> AIM OF THE TASK
In the listing below, locate the lines that hold "sequence" and copy them.

> EXERCISE DATA
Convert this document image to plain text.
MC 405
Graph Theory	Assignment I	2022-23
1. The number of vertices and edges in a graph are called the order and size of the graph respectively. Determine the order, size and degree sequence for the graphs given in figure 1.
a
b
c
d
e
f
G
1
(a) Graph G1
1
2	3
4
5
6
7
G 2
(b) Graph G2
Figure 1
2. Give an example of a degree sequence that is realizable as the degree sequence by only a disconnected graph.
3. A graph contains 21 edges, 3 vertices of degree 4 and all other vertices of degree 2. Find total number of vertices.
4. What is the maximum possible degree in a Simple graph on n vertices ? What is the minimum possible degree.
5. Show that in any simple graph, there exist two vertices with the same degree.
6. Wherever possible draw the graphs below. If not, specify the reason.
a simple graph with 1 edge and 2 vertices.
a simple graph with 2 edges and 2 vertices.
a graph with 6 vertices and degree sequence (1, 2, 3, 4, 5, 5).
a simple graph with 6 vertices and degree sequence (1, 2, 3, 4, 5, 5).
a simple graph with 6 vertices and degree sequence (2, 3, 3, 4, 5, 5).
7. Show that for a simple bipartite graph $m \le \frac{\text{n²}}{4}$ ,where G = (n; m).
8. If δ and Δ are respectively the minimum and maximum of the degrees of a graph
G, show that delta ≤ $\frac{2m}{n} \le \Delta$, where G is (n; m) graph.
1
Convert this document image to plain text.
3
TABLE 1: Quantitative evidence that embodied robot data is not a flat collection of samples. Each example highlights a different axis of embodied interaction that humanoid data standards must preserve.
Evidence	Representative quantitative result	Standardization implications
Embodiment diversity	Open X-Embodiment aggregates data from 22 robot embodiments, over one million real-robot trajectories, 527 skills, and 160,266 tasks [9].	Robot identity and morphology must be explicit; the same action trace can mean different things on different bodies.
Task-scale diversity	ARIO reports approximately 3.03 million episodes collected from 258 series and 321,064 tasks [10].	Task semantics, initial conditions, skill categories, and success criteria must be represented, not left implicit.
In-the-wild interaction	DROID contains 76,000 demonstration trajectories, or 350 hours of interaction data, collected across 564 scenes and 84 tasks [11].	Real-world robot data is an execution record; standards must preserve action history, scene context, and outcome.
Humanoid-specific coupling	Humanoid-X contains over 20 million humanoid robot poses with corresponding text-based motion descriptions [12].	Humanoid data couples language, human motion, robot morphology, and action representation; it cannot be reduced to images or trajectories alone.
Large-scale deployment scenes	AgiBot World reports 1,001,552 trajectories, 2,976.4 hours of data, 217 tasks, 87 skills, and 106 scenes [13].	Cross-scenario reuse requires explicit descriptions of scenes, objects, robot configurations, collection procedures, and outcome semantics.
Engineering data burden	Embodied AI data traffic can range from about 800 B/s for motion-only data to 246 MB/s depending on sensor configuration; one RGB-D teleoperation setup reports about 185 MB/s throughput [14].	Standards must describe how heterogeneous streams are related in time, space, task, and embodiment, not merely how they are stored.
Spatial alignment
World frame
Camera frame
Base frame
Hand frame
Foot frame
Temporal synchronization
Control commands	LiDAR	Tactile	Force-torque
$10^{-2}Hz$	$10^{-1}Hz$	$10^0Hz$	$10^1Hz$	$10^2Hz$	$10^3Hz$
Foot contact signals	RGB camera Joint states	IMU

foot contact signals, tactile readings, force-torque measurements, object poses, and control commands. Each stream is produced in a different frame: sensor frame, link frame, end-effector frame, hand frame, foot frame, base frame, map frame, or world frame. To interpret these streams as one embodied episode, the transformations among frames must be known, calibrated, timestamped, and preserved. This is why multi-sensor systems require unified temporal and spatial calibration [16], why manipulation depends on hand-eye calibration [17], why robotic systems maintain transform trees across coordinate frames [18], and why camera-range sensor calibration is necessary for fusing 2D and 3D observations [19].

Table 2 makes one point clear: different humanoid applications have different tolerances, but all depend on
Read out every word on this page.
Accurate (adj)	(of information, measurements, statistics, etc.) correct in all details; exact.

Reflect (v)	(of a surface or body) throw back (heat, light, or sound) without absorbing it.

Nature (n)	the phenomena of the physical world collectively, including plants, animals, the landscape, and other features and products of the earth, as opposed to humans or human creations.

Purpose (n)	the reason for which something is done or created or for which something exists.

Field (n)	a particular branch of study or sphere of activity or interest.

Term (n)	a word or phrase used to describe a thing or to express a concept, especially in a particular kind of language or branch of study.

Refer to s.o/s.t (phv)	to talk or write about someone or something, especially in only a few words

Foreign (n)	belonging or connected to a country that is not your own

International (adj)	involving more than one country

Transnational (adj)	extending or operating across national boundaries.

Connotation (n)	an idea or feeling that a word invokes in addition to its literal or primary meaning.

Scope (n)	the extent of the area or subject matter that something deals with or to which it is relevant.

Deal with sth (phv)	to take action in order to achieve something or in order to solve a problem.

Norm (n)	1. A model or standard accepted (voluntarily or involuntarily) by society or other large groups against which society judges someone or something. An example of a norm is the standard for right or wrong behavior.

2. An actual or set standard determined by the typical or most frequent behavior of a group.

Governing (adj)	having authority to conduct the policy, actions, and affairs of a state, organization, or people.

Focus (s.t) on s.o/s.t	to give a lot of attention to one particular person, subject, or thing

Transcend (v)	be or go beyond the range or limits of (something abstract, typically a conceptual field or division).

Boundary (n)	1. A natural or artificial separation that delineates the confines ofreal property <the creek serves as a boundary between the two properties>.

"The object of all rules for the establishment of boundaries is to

> CORRECT ANSWER
1. The number of vertices and edges in a graph are called the order and size of the graph respectively. Determine the order, size and degree sequence for the graphs given in figure 1.
2. Give an example of a degree sequence that is realizable as the degree sequence by only a disconnected graph.
a graph with 6 vertices and degree sequence (1, 2, 3, 4, 5, 5).
a simple graph with 6 vertices and degree sequence (1, 2, 3, 4, 5, 5).
a simple graph with 6 vertices and degree sequence (2, 3, 3, 4, 5, 5).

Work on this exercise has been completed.